TASK STATEMENT:
Copy out each line containing "UserDefinedStructureLib" from the entries below.

EXTRACTED RECORDS:

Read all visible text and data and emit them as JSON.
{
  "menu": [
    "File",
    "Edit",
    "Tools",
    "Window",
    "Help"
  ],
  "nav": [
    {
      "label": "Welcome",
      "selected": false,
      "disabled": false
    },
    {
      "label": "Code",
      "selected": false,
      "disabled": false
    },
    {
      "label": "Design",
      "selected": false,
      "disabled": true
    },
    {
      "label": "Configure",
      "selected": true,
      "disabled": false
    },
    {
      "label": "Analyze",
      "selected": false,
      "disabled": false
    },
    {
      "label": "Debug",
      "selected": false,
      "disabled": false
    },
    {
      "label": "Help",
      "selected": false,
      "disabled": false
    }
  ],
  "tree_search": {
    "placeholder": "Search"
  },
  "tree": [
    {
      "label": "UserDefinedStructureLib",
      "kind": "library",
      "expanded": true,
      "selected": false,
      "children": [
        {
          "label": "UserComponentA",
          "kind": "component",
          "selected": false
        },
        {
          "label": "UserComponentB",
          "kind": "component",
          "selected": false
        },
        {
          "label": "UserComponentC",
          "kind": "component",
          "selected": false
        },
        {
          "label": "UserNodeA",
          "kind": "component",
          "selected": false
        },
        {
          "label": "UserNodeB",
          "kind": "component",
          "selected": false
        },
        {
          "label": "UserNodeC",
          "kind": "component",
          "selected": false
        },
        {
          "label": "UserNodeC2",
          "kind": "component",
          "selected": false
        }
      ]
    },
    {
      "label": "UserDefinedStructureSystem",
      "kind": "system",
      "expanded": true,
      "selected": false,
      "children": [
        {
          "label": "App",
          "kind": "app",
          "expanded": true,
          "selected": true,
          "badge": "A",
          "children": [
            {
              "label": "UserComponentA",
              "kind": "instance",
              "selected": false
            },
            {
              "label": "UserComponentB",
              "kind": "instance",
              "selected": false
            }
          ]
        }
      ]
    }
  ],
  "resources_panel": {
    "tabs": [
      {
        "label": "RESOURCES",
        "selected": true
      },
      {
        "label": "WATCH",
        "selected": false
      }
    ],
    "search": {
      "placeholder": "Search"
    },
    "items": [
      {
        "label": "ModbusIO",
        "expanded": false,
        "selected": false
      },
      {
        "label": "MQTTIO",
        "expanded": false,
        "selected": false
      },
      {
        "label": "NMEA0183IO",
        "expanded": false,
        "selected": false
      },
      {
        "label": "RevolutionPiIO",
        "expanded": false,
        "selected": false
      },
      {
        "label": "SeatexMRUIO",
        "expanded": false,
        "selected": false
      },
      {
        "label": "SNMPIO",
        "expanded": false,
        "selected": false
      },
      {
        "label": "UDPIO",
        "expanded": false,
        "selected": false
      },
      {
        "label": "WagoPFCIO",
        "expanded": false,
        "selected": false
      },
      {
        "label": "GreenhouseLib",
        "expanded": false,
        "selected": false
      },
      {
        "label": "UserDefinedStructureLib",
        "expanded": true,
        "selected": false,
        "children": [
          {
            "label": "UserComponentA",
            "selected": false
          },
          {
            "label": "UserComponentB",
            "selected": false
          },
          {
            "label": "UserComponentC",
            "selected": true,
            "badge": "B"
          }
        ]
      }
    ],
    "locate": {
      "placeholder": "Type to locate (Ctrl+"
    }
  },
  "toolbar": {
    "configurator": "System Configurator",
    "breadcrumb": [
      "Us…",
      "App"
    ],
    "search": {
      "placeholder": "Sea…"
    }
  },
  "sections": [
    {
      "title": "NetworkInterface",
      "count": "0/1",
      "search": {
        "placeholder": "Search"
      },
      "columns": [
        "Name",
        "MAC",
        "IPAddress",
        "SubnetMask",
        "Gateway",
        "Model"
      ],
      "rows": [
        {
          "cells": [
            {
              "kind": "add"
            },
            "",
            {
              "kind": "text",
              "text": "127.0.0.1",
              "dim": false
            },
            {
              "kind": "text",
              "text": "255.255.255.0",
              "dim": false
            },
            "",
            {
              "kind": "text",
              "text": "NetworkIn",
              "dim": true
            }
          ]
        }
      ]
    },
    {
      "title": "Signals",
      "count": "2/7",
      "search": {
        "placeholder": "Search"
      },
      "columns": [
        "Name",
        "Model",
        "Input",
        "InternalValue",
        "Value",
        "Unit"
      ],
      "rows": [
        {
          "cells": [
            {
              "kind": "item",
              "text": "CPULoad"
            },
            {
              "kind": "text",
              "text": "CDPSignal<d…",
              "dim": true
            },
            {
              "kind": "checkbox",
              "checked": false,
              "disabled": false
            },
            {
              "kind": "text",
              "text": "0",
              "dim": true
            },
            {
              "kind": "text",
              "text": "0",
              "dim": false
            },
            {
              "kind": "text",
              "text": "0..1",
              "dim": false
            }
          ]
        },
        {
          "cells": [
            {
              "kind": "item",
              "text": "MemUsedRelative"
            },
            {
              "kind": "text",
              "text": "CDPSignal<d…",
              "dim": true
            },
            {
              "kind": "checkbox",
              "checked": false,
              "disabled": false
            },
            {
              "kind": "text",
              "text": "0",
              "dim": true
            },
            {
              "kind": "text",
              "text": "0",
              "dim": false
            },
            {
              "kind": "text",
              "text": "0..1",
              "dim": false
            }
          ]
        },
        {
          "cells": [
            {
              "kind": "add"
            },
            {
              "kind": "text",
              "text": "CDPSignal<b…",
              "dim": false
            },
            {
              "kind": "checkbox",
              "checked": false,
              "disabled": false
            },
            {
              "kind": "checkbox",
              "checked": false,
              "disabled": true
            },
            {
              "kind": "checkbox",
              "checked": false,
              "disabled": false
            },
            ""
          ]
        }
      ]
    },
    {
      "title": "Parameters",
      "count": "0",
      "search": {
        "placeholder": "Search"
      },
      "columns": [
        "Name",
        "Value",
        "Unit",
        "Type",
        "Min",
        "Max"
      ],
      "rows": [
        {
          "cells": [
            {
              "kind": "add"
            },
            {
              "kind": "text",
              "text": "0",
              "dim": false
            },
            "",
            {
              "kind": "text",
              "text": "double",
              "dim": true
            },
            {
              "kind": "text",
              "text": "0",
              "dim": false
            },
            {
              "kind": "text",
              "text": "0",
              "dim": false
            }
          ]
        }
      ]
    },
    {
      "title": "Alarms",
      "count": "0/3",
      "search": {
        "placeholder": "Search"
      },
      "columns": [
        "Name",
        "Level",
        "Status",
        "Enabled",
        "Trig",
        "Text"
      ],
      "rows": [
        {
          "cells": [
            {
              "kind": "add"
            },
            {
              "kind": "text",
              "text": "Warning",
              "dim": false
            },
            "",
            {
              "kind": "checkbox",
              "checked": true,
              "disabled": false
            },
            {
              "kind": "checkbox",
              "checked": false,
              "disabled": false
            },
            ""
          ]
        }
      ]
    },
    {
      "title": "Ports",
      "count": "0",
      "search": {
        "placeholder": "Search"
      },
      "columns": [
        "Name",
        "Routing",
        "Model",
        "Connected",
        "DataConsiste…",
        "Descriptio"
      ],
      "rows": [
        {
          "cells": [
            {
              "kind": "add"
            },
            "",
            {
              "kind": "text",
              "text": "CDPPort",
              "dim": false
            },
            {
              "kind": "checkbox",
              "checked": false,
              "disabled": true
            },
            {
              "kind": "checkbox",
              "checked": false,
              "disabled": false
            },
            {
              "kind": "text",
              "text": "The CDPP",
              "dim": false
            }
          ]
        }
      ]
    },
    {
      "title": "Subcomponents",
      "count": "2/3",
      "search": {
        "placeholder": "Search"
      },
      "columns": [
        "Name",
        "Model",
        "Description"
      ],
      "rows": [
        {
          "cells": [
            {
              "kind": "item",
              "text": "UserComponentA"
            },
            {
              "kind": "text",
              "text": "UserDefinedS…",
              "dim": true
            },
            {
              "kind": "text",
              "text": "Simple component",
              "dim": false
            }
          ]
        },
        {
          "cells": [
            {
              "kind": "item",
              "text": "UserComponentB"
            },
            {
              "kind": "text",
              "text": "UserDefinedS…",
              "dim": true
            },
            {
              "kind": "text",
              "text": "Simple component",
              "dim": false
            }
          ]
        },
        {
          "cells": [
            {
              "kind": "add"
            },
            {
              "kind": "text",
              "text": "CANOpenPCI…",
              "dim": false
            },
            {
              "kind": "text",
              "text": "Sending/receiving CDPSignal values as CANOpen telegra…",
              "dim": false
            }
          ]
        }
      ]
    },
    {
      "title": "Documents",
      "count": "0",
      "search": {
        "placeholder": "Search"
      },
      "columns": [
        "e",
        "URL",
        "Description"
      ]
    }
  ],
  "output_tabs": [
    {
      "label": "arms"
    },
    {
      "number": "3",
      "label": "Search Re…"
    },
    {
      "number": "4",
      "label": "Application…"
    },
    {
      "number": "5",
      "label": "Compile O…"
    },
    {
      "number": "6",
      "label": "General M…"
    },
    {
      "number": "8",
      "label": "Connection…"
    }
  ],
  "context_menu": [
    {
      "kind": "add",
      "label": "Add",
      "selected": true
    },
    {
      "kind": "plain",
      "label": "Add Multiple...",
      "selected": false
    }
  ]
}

EXERCISE SOLUTION:
      "label": "UserDefinedStructureLib",
        "label": "UserDefinedStructureLib",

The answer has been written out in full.